**Input material:**
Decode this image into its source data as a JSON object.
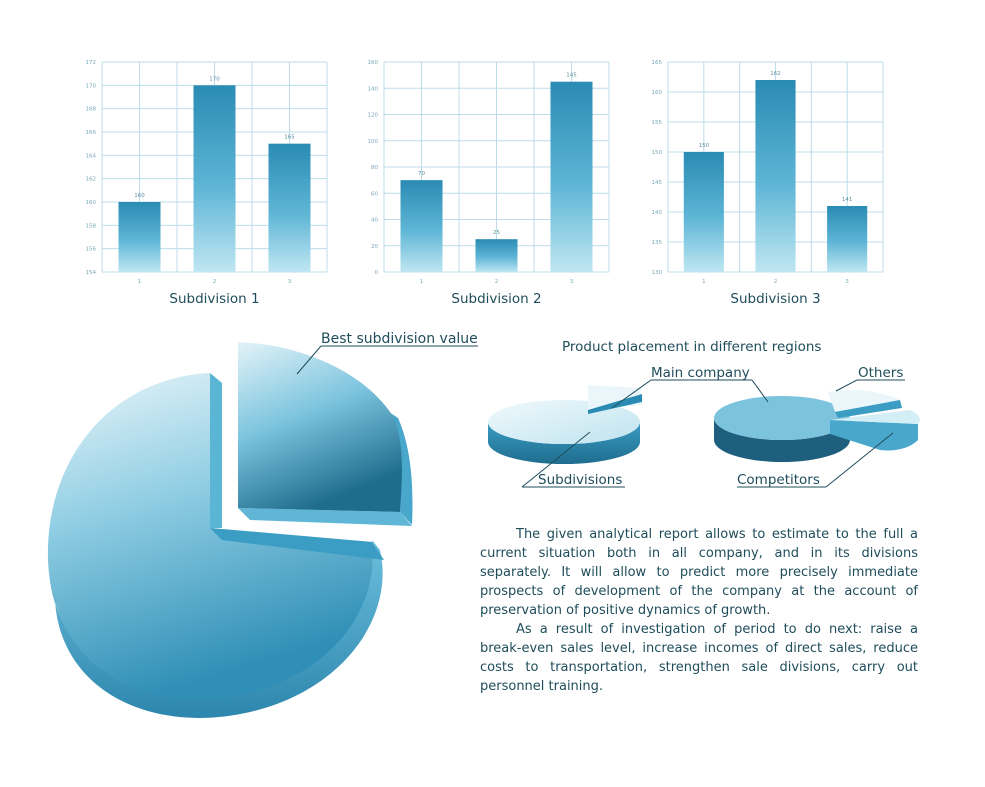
{
  "chart_data": [
    {
      "type": "bar",
      "title": "Subdivision 1",
      "categories": [
        "1",
        "2",
        "3"
      ],
      "values": [
        160,
        170,
        165
      ],
      "data_labels": [
        "160",
        "170",
        "165"
      ],
      "ylim": [
        154,
        172
      ],
      "yticks": [
        "154",
        "156",
        "158",
        "160",
        "162",
        "164",
        "166",
        "168",
        "170",
        "172"
      ],
      "grid": true
    },
    {
      "type": "bar",
      "title": "Subdivision 2",
      "categories": [
        "1",
        "2",
        "3"
      ],
      "values": [
        70,
        25,
        145
      ],
      "data_labels": [
        "70",
        "25",
        "145"
      ],
      "ylim": [
        0,
        160
      ],
      "yticks": [
        "0",
        "20",
        "40",
        "60",
        "80",
        "100",
        "120",
        "140",
        "160"
      ],
      "grid": true
    },
    {
      "type": "bar",
      "title": "Subdivision 3",
      "categories": [
        "1",
        "2",
        "3"
      ],
      "values": [
        150,
        162,
        141
      ],
      "data_labels": [
        "150",
        "162",
        "141"
      ],
      "ylim": [
        130,
        165
      ],
      "yticks": [
        "130",
        "135",
        "140",
        "145",
        "150",
        "155",
        "160",
        "165"
      ],
      "grid": true
    },
    {
      "type": "pie",
      "title": "",
      "categories": [
        "Best subdivision value",
        ""
      ],
      "values": [
        25,
        75
      ],
      "annotations": [
        "Best subdivision value"
      ]
    },
    {
      "type": "pie",
      "title": "Product placement in different regions",
      "categories": [
        "Main company",
        "Subdivisions"
      ],
      "values": [
        8,
        92
      ],
      "annotations": [
        "Main company",
        "Subdivisions"
      ]
    },
    {
      "type": "pie",
      "title": "",
      "categories": [
        "Others",
        "Competitors",
        ""
      ],
      "values": [
        10,
        10,
        80
      ],
      "annotations": [
        "Others",
        "Competitors"
      ]
    }
  ],
  "text": {
    "paragraph1": "The given analytical report allows to estimate to the full a current situation both in all company, and in its divisions separately. It will allow to predict more precisely immediate prospects of development of the company at the account of preservation of positive dynamics of growth.",
    "paragraph2": "As a result of investigation of period to do next: raise a break-even sales level, increase incomes of direct sales, reduce costs to transportation, strengthen sale divisions, carry out personnel training."
  },
  "colors": {
    "bar_dark": "#2a8bb3",
    "bar_light": "#bfe6f2",
    "grid": "#bcdde8",
    "pie_light": "#e4f3f8",
    "pie_mid": "#4ca9cc",
    "pie_dark": "#1f6d8e",
    "text": "#1f4d5b"
  }
}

**Stated goal:** Repeat the records word for word. Any picture in them should be left out.

**Response to this task:**
Decode this image into its source data as a JSON object.
{
  "chart_data": [
    {
      "type": "bar",
      "title": "Subdivision 1",
      "categories": [
        "1",
        "2",
        "3"
      ],
      "values": [
        160,
        170,
        165
      ],
      "data_labels": [
        "160",
        "170",
        "165"
      ],
      "ylim": [
        154,
        172
      ],
      "yticks": [
        "154",
        "156",
        "158",
        "160",
        "162",
        "164",
        "166",
        "168",
        "170",
        "172"
      ],
      "grid": true
    },
    {
      "type": "bar",
      "title": "Subdivision 2",
      "categories": [
        "1",
        "2",
        "3"
      ],
      "values": [
        70,
        25,
        145
      ],
      "data_labels": [
        "70",
        "25",
        "145"
      ],
      "ylim": [
        0,
        160
      ],
      "yticks": [
        "0",
        "20",
        "40",
        "60",
        "80",
        "100",
        "120",
        "140",
        "160"
      ],
      "grid": true
    },
    {
      "type": "bar",
      "title": "Subdivision 3",
      "categories": [
        "1",
        "2",
        "3"
      ],
      "values": [
        150,
        162,
        141
      ],
      "data_labels": [
        "150",
        "162",
        "141"
      ],
      "ylim": [
        130,
        165
      ],
      "yticks": [
        "130",
        "135",
        "140",
        "145",
        "150",
        "155",
        "160",
        "165"
      ],
      "grid": true
    },
    {
      "type": "pie",
      "title": "",
      "categories": [
        "Best subdivision value",
        ""
      ],
      "values": [
        25,
        75
      ],
      "annotations": [
        "Best subdivision value"
      ]
    },
    {
      "type": "pie",
      "title": "Product placement in different regions",
      "categories": [
        "Main company",
        "Subdivisions"
      ],
      "values": [
        8,
        92
      ],
      "annotations": [
        "Main company",
        "Subdivisions"
      ]
    },
    {
      "type": "pie",
      "title": "",
      "categories": [
        "Others",
        "Competitors",
        ""
      ],
      "values": [
        10,
        10,
        80
      ],
      "annotations": [
        "Others",
        "Competitors"
      ]
    }
  ],
  "text": {
    "paragraph1": "The given analytical report allows to estimate to the full a current situation both in all company, and in its divisions separately. It will allow to predict more precisely immediate prospects of development of the company at the account of preservation of positive dynamics of growth.",
    "paragraph2": "As a result of investigation of period to do next: raise a break-even sales level, increase incomes of direct sales, reduce costs to transportation, strengthen sale divisions, carry out personnel training."
  },
  "colors": {
    "bar_dark": "#2a8bb3",
    "bar_light": "#bfe6f2",
    "grid": "#bcdde8",
    "pie_light": "#e4f3f8",
    "pie_mid": "#4ca9cc",
    "pie_dark": "#1f6d8e",
    "text": "#1f4d5b"
  }
}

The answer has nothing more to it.